THE TASK. List all the lines in these records that hold "mlijeka".

DATA FOR THIS TASK.
--- BEGIN ---

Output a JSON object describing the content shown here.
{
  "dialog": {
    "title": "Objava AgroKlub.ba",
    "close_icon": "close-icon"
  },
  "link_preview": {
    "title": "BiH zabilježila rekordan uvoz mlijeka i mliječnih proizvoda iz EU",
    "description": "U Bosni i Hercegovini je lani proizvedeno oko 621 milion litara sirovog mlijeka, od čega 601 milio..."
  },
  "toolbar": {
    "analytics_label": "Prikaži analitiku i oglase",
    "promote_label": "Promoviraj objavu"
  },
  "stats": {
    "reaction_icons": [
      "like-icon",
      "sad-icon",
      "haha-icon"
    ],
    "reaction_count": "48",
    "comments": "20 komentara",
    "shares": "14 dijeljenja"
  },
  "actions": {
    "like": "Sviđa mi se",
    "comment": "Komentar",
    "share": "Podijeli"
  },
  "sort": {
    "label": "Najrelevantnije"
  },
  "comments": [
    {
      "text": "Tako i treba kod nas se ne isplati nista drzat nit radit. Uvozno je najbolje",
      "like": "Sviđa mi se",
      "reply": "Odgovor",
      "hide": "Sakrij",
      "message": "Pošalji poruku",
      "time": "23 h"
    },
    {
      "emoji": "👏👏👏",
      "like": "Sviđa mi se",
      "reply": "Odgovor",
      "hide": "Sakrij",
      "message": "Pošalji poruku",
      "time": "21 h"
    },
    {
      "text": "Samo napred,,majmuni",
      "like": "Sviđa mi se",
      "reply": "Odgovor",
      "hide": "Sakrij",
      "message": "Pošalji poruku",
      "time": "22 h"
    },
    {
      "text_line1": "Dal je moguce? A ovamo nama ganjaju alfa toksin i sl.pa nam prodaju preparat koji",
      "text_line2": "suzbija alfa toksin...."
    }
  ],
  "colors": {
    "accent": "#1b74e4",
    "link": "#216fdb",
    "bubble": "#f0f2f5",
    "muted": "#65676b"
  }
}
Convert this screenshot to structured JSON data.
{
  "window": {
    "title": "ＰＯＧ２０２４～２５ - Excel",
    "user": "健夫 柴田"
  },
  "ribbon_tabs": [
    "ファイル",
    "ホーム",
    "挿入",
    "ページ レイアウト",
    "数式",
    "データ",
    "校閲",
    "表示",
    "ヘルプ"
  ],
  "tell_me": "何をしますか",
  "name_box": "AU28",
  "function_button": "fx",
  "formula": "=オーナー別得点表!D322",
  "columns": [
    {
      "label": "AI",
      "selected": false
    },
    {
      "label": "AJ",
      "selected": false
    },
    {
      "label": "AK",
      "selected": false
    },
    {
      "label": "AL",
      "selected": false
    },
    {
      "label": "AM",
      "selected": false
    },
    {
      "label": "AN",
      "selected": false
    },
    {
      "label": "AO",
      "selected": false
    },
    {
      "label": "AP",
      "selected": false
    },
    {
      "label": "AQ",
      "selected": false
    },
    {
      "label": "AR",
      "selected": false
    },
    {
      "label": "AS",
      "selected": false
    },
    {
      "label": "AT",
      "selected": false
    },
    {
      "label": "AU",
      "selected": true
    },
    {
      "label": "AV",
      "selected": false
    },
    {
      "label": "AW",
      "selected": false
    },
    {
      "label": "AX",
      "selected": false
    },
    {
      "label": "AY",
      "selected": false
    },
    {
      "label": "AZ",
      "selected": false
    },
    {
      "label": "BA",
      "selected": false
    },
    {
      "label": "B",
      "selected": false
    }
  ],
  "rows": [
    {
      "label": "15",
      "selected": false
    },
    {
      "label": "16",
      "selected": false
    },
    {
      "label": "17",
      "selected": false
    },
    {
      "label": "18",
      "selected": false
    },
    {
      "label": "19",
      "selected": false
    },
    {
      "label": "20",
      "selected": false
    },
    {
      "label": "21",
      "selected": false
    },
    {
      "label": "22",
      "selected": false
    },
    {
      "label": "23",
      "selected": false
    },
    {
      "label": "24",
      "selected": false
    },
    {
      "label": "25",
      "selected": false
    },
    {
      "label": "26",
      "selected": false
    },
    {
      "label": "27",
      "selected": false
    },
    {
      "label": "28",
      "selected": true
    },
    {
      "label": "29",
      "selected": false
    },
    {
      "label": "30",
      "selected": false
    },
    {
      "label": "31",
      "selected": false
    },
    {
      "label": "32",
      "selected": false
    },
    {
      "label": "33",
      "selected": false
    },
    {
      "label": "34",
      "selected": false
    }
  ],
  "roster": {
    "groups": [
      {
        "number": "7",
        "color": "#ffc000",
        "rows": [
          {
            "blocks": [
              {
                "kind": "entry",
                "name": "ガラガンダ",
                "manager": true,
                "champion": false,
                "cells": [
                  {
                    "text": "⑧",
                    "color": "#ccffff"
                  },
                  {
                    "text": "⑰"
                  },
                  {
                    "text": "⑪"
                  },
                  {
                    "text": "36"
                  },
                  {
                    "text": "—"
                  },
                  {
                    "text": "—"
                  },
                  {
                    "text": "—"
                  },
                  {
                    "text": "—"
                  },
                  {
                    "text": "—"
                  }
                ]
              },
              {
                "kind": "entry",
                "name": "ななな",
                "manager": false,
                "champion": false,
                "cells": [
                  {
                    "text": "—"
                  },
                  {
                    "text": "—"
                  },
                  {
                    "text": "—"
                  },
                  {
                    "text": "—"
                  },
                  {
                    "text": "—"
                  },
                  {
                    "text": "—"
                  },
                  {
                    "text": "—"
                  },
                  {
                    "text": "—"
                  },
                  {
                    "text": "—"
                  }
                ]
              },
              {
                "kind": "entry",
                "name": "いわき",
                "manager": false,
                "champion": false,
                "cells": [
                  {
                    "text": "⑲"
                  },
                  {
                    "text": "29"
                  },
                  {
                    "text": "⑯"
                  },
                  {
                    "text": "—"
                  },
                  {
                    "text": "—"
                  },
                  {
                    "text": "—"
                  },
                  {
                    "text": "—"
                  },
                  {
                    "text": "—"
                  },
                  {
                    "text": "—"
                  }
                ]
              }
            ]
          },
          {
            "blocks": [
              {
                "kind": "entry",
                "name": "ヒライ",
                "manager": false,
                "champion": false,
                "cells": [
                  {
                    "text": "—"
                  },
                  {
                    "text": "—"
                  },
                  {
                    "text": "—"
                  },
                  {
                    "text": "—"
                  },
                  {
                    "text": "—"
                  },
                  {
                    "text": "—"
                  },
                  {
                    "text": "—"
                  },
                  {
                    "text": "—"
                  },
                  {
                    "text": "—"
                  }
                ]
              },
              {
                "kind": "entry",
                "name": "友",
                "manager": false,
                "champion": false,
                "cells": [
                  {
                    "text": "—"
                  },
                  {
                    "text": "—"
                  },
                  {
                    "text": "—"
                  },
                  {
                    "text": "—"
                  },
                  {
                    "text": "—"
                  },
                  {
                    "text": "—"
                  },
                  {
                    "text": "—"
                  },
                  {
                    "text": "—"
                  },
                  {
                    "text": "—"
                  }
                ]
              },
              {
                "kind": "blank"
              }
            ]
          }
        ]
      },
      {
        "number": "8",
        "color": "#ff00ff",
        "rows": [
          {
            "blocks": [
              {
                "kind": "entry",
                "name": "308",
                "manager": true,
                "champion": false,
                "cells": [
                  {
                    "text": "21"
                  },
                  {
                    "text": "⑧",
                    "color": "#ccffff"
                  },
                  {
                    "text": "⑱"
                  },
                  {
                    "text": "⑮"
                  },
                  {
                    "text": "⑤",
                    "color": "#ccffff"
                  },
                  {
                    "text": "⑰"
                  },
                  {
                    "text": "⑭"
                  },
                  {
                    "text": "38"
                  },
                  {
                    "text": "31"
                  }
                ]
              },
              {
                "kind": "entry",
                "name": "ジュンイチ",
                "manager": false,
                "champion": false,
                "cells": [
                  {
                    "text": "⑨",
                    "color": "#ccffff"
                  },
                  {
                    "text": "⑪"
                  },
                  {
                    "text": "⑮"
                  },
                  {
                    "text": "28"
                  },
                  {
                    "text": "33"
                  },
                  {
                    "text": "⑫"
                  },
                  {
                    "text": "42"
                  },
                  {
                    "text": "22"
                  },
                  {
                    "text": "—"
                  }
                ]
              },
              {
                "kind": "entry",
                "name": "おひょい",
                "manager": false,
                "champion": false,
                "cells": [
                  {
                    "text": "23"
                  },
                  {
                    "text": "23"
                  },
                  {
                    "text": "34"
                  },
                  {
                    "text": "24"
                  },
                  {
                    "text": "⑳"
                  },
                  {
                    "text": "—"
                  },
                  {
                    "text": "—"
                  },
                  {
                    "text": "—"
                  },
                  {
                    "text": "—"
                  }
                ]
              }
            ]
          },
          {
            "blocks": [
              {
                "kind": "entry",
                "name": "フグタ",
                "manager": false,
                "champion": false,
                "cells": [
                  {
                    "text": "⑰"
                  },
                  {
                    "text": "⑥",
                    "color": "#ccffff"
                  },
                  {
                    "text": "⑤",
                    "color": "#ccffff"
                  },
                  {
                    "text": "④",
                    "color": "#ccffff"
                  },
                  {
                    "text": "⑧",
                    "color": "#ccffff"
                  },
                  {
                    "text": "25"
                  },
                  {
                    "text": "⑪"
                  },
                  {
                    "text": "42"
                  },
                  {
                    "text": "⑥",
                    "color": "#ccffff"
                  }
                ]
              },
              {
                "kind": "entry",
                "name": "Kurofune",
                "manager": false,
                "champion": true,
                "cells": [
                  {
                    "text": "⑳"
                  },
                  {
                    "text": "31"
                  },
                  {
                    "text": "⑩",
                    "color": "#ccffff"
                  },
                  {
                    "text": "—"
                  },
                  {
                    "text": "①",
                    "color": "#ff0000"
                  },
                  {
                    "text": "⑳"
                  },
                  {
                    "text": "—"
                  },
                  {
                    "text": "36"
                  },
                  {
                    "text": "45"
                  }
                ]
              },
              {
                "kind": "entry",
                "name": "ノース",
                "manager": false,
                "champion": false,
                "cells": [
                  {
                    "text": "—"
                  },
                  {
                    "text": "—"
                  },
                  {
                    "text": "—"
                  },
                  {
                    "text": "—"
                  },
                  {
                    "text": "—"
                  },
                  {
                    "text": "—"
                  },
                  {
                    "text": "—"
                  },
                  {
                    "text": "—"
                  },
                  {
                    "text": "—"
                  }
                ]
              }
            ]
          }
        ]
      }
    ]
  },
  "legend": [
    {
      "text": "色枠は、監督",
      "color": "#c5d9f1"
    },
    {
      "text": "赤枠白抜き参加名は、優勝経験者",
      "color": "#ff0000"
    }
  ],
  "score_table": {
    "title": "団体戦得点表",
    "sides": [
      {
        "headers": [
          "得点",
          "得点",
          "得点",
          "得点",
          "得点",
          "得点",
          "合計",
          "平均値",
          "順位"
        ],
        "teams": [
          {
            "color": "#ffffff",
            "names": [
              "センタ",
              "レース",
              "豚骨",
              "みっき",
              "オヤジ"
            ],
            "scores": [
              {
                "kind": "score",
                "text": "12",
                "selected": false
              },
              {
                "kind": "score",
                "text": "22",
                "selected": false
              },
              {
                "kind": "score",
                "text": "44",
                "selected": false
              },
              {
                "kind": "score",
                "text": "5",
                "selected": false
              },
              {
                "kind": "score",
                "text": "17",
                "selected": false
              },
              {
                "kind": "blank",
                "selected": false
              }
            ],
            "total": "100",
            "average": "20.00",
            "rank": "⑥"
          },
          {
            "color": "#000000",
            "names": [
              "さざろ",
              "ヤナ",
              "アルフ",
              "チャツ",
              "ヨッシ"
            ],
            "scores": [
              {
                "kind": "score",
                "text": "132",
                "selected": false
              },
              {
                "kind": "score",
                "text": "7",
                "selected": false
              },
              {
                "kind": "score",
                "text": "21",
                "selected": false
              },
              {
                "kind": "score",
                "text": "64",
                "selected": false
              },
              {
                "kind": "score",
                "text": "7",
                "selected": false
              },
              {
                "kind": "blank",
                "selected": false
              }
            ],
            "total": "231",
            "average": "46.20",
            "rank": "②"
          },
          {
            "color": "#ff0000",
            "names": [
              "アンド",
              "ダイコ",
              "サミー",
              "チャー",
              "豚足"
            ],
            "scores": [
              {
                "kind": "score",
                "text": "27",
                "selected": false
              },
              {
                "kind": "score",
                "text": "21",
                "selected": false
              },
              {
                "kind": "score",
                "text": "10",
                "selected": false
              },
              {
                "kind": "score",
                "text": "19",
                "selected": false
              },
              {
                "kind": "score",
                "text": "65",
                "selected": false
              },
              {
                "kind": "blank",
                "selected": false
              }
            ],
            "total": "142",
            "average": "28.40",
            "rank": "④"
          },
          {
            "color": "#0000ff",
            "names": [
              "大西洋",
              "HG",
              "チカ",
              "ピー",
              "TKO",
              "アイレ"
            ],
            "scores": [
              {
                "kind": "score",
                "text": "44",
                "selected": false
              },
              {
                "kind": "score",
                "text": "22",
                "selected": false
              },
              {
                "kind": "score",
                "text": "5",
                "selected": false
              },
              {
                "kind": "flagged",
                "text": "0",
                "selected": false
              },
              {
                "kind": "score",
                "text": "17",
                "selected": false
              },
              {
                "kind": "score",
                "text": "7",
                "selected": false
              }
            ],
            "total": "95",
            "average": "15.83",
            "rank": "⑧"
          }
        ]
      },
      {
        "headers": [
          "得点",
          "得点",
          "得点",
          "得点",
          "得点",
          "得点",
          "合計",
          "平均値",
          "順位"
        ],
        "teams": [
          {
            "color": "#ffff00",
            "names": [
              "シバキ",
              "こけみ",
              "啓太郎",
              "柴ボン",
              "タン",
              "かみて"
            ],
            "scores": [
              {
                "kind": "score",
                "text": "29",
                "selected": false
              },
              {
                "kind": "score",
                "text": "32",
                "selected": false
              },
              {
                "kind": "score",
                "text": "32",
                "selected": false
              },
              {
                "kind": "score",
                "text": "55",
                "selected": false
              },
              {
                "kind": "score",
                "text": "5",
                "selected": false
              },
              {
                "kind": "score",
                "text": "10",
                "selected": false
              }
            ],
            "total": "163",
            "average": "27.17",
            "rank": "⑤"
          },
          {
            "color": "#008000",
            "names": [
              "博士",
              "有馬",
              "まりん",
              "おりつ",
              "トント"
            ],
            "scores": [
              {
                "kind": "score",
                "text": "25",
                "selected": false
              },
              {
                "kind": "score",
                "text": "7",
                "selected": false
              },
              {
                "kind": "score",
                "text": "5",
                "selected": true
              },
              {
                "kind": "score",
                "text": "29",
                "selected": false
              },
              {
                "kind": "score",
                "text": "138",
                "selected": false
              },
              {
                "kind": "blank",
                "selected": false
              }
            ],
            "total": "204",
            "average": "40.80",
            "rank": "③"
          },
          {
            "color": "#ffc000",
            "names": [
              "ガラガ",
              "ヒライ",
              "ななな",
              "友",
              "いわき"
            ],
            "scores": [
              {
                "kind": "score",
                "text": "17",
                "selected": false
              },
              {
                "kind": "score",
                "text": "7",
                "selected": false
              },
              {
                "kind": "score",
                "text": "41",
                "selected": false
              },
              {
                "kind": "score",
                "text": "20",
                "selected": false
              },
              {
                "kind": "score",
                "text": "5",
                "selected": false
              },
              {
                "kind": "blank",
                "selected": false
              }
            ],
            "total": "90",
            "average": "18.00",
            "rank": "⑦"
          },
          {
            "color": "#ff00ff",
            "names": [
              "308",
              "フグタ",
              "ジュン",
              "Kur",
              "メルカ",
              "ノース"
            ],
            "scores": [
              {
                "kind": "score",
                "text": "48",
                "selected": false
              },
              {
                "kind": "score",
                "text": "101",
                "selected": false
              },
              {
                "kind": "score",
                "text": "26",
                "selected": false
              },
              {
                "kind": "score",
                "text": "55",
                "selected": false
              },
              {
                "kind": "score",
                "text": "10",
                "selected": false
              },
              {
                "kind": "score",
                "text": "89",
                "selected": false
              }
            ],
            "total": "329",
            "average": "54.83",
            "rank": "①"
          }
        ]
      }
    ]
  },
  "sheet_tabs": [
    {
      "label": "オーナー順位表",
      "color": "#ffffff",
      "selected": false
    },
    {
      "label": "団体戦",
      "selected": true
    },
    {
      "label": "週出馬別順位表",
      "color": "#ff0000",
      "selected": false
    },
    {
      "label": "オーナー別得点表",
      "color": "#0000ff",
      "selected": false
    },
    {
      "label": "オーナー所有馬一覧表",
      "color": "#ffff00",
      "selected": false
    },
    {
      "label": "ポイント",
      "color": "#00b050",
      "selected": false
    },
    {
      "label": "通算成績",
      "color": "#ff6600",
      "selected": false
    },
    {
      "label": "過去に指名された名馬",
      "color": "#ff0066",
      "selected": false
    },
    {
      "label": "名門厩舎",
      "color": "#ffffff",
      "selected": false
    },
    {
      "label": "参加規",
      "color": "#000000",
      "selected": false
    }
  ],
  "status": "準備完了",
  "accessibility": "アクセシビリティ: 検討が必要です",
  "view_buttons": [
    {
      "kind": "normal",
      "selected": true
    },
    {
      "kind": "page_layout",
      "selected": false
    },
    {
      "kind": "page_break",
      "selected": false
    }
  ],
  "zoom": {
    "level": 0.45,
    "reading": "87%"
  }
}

--- END ---

REPLY.
    "title": "BiH zabilježila rekordan uvoz mlijeka i mliječnih proizvoda iz EU",
    "description": "U Bosni i Hercegovini je lani proizvedeno oko 621 milion litara sirovog mlijeka, od čega 601 milio..."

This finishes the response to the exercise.